German general (1888–1954)

Joachim Lemelsen (28 September 1888 – 30 March 1954) was a German general during World War II who rose to army-level command.

During Operation Barbarossa, the invasion of the Soviet Union in 1941, troops of the XLVII Motorized Corps under his command executed the criminal Commissar Order, prompting Lemelsen to complain: "Soon the Russians will get to hear about the countless corpses lying along the routes taken by our soldiers (...). The result will be that the enemy will hide in the woods and fields and continue to fight--and we shall lose countless comrades".

==Early life==
Born in 1888 in Berlin, Lemelsen joined the army of Imperial Germany as an Fahnenjunker (officer cadet) in the artillery and later participated in World War I. Serving in the Wehrmacht of Nazi Germany, he commanded the Artillery Lehr Regiment in 1934 and from the following year taught at infantry school. In March 1938, Lemelsen was given command of the 29th Motorized Infantry Division.

**Extracted information:**
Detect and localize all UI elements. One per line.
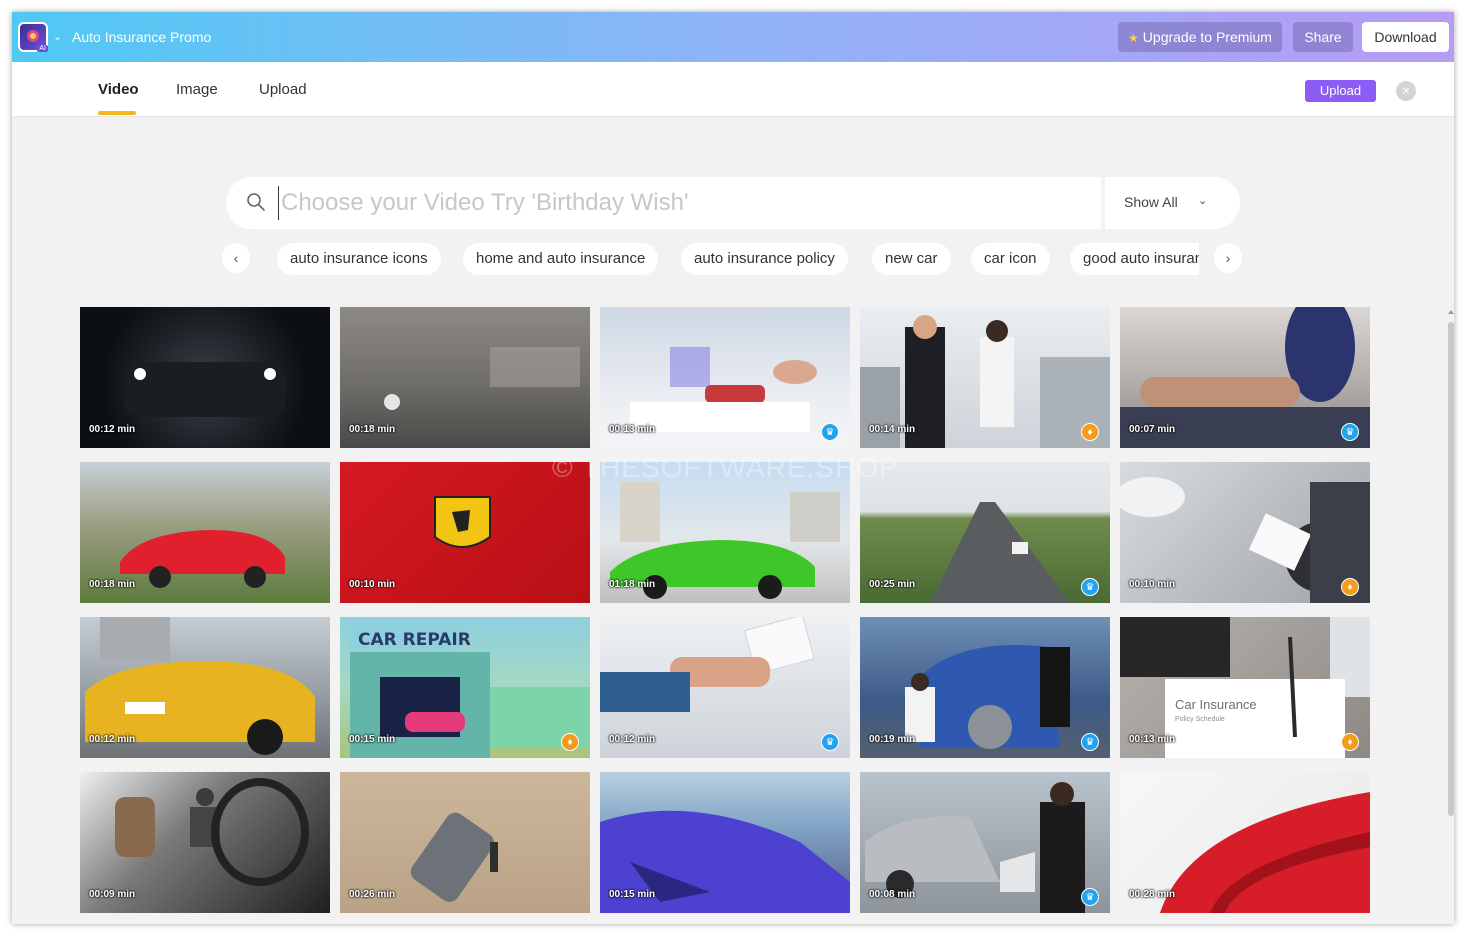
- crown-icon: ♛: [1081, 578, 1099, 596]
- video-thumbnail[interactable]: CAR REPAIR 00:15 min ♦: [340, 617, 590, 758]
- app-window: AI ⌄ Auto Insurance Promo ★ Upgrade to Pr…: [12, 12, 1454, 924]
- suggestion-chip[interactable]: auto insurance icons: [277, 243, 441, 275]
- scroll-up-arrow[interactable]: [1448, 310, 1454, 314]
- diamond-icon: ♦: [561, 733, 579, 751]
- video-duration: 00:15 min: [349, 734, 396, 745]
- diamond-icon: ♦: [1341, 733, 1359, 751]
- video-thumbnail[interactable]: 00:19 min ♛: [860, 617, 1110, 758]
- svg-text:Car Insurance: Car Insurance: [1175, 697, 1257, 712]
- video-duration: 00:12 min: [89, 734, 136, 745]
- search-icon: [247, 193, 265, 211]
- crown-icon: ♛: [821, 423, 839, 441]
- diamond-icon: ♦: [1081, 423, 1099, 441]
- suggestion-chip[interactable]: new car: [872, 243, 951, 275]
- active-tab-indicator: [98, 111, 136, 115]
- crown-icon: ♛: [1081, 733, 1099, 751]
- video-duration: 00:07 min: [1129, 424, 1176, 435]
- app-logo-icon[interactable]: AI: [18, 22, 48, 52]
- video-duration: 00:10 min: [1129, 579, 1176, 590]
- close-icon[interactable]: ×: [1396, 81, 1416, 101]
- video-thumbnail[interactable]: 00:12 min: [80, 307, 330, 448]
- video-duration: 00:15 min: [609, 889, 656, 900]
- video-thumbnail[interactable]: 00:25 min ♛: [860, 462, 1110, 603]
- video-duration: 00:28 min: [1129, 889, 1176, 900]
- title-bar: AI ⌄ Auto Insurance Promo ★ Upgrade to Pr…: [12, 12, 1454, 62]
- crown-icon: ♛: [1341, 423, 1359, 441]
- video-thumbnail[interactable]: 00:18 min: [340, 307, 590, 448]
- video-duration: 00:12 min: [89, 424, 136, 435]
- scrollbar[interactable]: [1448, 322, 1454, 816]
- video-thumbnail[interactable]: 00:18 min: [80, 462, 330, 603]
- video-duration: 00:08 min: [869, 889, 916, 900]
- search-bar: Show All ⌄: [226, 177, 1240, 229]
- video-duration: 00:13 min: [609, 424, 656, 435]
- video-thumbnail[interactable]: 00:14 min ♦: [860, 307, 1110, 448]
- video-duration: 00:13 min: [1129, 734, 1176, 745]
- tab-video[interactable]: Video: [98, 81, 139, 98]
- diamond-icon: ♦: [1341, 578, 1359, 596]
- video-duration: 00:10 min: [349, 579, 396, 590]
- video-thumbnail[interactable]: 00:12 min ♛: [600, 617, 850, 758]
- suggestion-chip[interactable]: car icon: [971, 243, 1050, 275]
- filter-dropdown[interactable]: Show All: [1124, 194, 1178, 210]
- video-thumbnail[interactable]: 00:13 min ♛: [600, 307, 850, 448]
- video-duration: 00:12 min: [609, 734, 656, 745]
- chevron-down-icon[interactable]: ⌄: [53, 30, 62, 43]
- star-icon: ★: [1128, 31, 1139, 45]
- tab-image[interactable]: Image: [176, 81, 218, 98]
- video-duration: 00:25 min: [869, 579, 916, 590]
- video-thumbnail[interactable]: Car Insurance Policy Schedule 00:13 min ♦: [1120, 617, 1370, 758]
- chevron-down-icon[interactable]: ⌄: [1198, 194, 1207, 207]
- video-thumbnail[interactable]: 00:15 min: [600, 772, 850, 913]
- video-thumbnail[interactable]: 00:26 min: [340, 772, 590, 913]
- video-duration: 00:26 min: [349, 889, 396, 900]
- video-duration: 00:09 min: [89, 889, 136, 900]
- suggestion-chip[interactable]: home and auto insurance: [463, 243, 659, 275]
- video-thumbnail[interactable]: 00:28 min: [1120, 772, 1370, 913]
- video-thumbnail[interactable]: 00:08 min ♛: [860, 772, 1110, 913]
- download-button[interactable]: Download: [1362, 22, 1449, 52]
- video-thumbnail[interactable]: 00:12 min: [80, 617, 330, 758]
- svg-text:CAR REPAIR: CAR REPAIR: [358, 630, 471, 650]
- video-thumbnail[interactable]: 00:10 min: [340, 462, 590, 603]
- share-button[interactable]: Share: [1293, 22, 1353, 52]
- suggestion-chips: auto insurance icons home and auto insur…: [277, 243, 1199, 275]
- upload-button[interactable]: Upload: [1305, 80, 1376, 102]
- search-divider: [1101, 177, 1105, 229]
- video-duration: 00:18 min: [89, 579, 136, 590]
- crown-icon: ♛: [1081, 888, 1099, 906]
- video-thumbnail[interactable]: 00:07 min ♛: [1120, 307, 1370, 448]
- tabs-bar: Video Image Upload Upload ×: [12, 62, 1454, 117]
- video-thumbnail[interactable]: 00:09 min: [80, 772, 330, 913]
- upgrade-premium-button[interactable]: ★ Upgrade to Premium: [1118, 22, 1282, 52]
- video-duration: 00:14 min: [869, 424, 916, 435]
- video-duration: 01:18 min: [609, 579, 656, 590]
- chevron-right-icon[interactable]: ›: [1214, 243, 1242, 273]
- chevron-left-icon[interactable]: ‹: [222, 243, 250, 273]
- video-thumbnail[interactable]: 00:10 min ♦: [1120, 462, 1370, 603]
- search-input[interactable]: [278, 186, 1098, 220]
- project-title: Auto Insurance Promo: [72, 29, 212, 45]
- svg-text:Policy Schedule: Policy Schedule: [1175, 716, 1225, 723]
- crown-icon: ♛: [821, 733, 839, 751]
- video-duration: 00:19 min: [869, 734, 916, 745]
- logo-badge: AI: [37, 45, 48, 52]
- video-thumbnail[interactable]: 01:18 min: [600, 462, 850, 603]
- tab-upload[interactable]: Upload: [259, 81, 307, 98]
- suggestion-chip[interactable]: good auto insurance: [1070, 243, 1199, 275]
- suggestion-chip[interactable]: auto insurance policy: [681, 243, 848, 275]
- video-duration: 00:18 min: [349, 424, 396, 435]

**Stated goal 1:**
Please answer these from the Lemelsen text above, one line each:
(a) In what year did Lemelsen command the Artillery Lehr Regiment?
(b) To which corps did the troops under his command during Operation Barbarossa belong?
(c) In what city was he born?
**Stated goal 2:**
Does the Lemelsen text above support each statement? Answer yes or no and quote the deciding words.
(a) Lemelsen was given command of the 29th Motorized Infantry Division in March 1938.
(b) Lemelsen rose no higher than corps-level command.
(c) From 1935, Lemelsen taught at a cavalry school.

**Output 1:**
(a) 1934
(b) The XLVII Motorized Corps
(c) Berlin

**Output 2:**
(a) Yes: "In March 1938, Lemelsen was given command of the 29th Motorized Infantry Division."
(b) No: "rose to army-level command"
(c) No: "from the following year taught at infantry school"